**Aim of the task:** Your task is to transcribe the data in full.

—————

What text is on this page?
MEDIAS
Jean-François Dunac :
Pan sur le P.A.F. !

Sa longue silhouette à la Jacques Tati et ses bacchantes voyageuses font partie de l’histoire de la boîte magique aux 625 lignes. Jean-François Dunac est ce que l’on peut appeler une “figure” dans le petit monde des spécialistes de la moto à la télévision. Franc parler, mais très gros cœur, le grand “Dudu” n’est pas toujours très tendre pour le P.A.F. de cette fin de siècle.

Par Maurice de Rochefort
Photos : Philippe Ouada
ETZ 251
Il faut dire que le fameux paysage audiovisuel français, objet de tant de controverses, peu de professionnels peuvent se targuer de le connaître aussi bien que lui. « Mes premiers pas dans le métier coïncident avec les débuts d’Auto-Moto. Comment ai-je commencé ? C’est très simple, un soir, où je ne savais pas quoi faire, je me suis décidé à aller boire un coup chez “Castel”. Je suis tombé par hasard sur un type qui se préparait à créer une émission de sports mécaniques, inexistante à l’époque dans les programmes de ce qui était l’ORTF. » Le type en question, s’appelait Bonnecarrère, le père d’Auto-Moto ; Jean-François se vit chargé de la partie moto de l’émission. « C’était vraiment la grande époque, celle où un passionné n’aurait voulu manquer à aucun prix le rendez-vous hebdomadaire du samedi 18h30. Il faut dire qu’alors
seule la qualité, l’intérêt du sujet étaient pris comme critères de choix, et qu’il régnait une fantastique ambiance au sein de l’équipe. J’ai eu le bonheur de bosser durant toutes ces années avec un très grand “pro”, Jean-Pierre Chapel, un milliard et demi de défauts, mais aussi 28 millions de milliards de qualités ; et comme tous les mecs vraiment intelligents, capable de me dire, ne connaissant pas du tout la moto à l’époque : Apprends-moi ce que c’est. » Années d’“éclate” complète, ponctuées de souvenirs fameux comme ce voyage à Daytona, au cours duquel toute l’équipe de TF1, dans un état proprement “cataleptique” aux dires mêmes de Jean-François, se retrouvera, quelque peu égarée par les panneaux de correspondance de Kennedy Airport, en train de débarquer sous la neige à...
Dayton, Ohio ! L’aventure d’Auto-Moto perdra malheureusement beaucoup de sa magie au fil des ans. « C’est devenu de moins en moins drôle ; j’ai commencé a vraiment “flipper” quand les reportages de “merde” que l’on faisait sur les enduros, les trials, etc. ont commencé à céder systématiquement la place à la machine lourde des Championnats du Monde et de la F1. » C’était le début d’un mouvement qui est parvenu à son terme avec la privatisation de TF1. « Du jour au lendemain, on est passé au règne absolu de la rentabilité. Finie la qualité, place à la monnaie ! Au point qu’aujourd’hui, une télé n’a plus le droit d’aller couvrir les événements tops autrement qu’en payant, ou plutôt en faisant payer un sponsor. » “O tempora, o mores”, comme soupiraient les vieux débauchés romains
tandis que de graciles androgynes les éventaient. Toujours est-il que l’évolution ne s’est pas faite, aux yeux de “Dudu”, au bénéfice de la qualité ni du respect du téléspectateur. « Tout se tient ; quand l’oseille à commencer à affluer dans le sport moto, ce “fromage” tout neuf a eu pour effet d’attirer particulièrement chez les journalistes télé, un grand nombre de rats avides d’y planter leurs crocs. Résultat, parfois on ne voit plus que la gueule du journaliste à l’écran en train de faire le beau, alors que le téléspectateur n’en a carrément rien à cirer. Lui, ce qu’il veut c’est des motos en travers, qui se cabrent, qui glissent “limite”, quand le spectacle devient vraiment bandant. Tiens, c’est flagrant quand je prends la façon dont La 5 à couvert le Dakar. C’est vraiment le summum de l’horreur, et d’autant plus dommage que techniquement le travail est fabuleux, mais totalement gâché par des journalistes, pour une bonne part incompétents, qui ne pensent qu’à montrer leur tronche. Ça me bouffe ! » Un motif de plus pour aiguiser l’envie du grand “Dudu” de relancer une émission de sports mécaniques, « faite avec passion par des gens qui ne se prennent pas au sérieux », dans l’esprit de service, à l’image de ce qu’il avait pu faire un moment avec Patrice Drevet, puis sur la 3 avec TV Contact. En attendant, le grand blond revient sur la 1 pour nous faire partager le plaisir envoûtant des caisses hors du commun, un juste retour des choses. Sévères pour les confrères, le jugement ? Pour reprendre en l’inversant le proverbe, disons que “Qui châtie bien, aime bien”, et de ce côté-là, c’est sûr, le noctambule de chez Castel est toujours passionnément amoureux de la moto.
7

—————

**Problem solution:**
What text is on this page?
MEDIAS
Jean-François Dunac :
Pan sur le P.A.F. !

Sa longue silhouette à la Jacques Tati et ses bacchantes voyageuses font partie de l’histoire de la boîte magique aux 625 lignes. Jean-François Dunac est ce que l’on peut appeler une “figure” dans le petit monde des spécialistes de la moto à la télévision. Franc parler, mais très gros cœur, le grand “Dudu” n’est pas toujours très tendre pour le P.A.F. de cette fin de siècle.

Par Maurice de Rochefort
Photos : Philippe Ouada
ETZ 251
Il faut dire que le fameux paysage audiovisuel français, objet de tant de controverses, peu de professionnels peuvent se targuer de le connaître aussi bien que lui. « Mes premiers pas dans le métier coïncident avec les débuts d’Auto-Moto. Comment ai-je commencé ? C’est très simple, un soir, où je ne savais pas quoi faire, je me suis décidé à aller boire un coup chez “Castel”. Je suis tombé par hasard sur un type qui se préparait à créer une émission de sports mécaniques, inexistante à l’époque dans les programmes de ce qui était l’ORTF. » Le type en question, s’appelait Bonnecarrère, le père d’Auto-Moto ; Jean-François se vit chargé de la partie moto de l’émission. « C’était vraiment la grande époque, celle où un passionné n’aurait voulu manquer à aucun prix le rendez-vous hebdomadaire du samedi 18h30. Il faut dire qu’alors
seule la qualité, l’intérêt du sujet étaient pris comme critères de choix, et qu’il régnait une fantastique ambiance au sein de l’équipe. J’ai eu le bonheur de bosser durant toutes ces années avec un très grand “pro”, Jean-Pierre Chapel, un milliard et demi de défauts, mais aussi 28 millions de milliards de qualités ; et comme tous les mecs vraiment intelligents, capable de me dire, ne connaissant pas du tout la moto à l’époque : Apprends-moi ce que c’est. » Années d’“éclate” complète, ponctuées de souvenirs fameux comme ce voyage à Daytona, au cours duquel toute l’équipe de TF1, dans un état proprement “cataleptique” aux dires mêmes de Jean-François, se retrouvera, quelque peu égarée par les panneaux de correspondance de Kennedy Airport, en train de débarquer sous la neige à...
Dayton, Ohio ! L’aventure d’Auto-Moto perdra malheureusement beaucoup de sa magie au fil des ans. « C’est devenu de moins en moins drôle ; j’ai commencé a vraiment “flipper” quand les reportages de “merde” que l’on faisait sur les enduros, les trials, etc. ont commencé à céder systématiquement la place à la machine lourde des Championnats du Monde et de la F1. » C’était le début d’un mouvement qui est parvenu à son terme avec la privatisation de TF1. « Du jour au lendemain, on est passé au règne absolu de la rentabilité. Finie la qualité, place à la monnaie ! Au point qu’aujourd’hui, une télé n’a plus le droit d’aller couvrir les événements tops autrement qu’en payant, ou plutôt en faisant payer un sponsor. » “O tempora, o mores”, comme soupiraient les vieux débauchés romains
tandis que de graciles androgynes les éventaient. Toujours est-il que l’évolution ne s’est pas faite, aux yeux de “Dudu”, au bénéfice de la qualité ni du respect du téléspectateur. « Tout se tient ; quand l’oseille à commencer à affluer dans le sport moto, ce “fromage” tout neuf a eu pour effet d’attirer particulièrement chez les journalistes télé, un grand nombre de rats avides d’y planter leurs crocs. Résultat, parfois on ne voit plus que la gueule du journaliste à l’écran en train de faire le beau, alors que le téléspectateur n’en a carrément rien à cirer. Lui, ce qu’il veut c’est des motos en travers, qui se cabrent, qui glissent “limite”, quand le spectacle devient vraiment bandant. Tiens, c’est flagrant quand je prends la façon dont La 5 à couvert le Dakar. C’est vraiment le summum de l’horreur, et d’autant plus dommage que techniquement le travail est fabuleux, mais totalement gâché par des journalistes, pour une bonne part incompétents, qui ne pensent qu’à montrer leur tronche. Ça me bouffe ! » Un motif de plus pour aiguiser l’envie du grand “Dudu” de relancer une émission de sports mécaniques, « faite avec passion par des gens qui ne se prennent pas au sérieux », dans l’esprit de service, à l’image de ce qu’il avait pu faire un moment avec Patrice Drevet, puis sur la 3 avec TV Contact. En attendant, le grand blond revient sur la 1 pour nous faire partager le plaisir envoûtant des caisses hors du commun, un juste retour des choses. Sévères pour les confrères, le jugement ? Pour reprendre en l’inversant le proverbe, disons que “Qui châtie bien, aime bien”, et de ce côté-là, c’est sûr, le noctambule de chez Castel est toujours passionnément amoureux de la moto.
7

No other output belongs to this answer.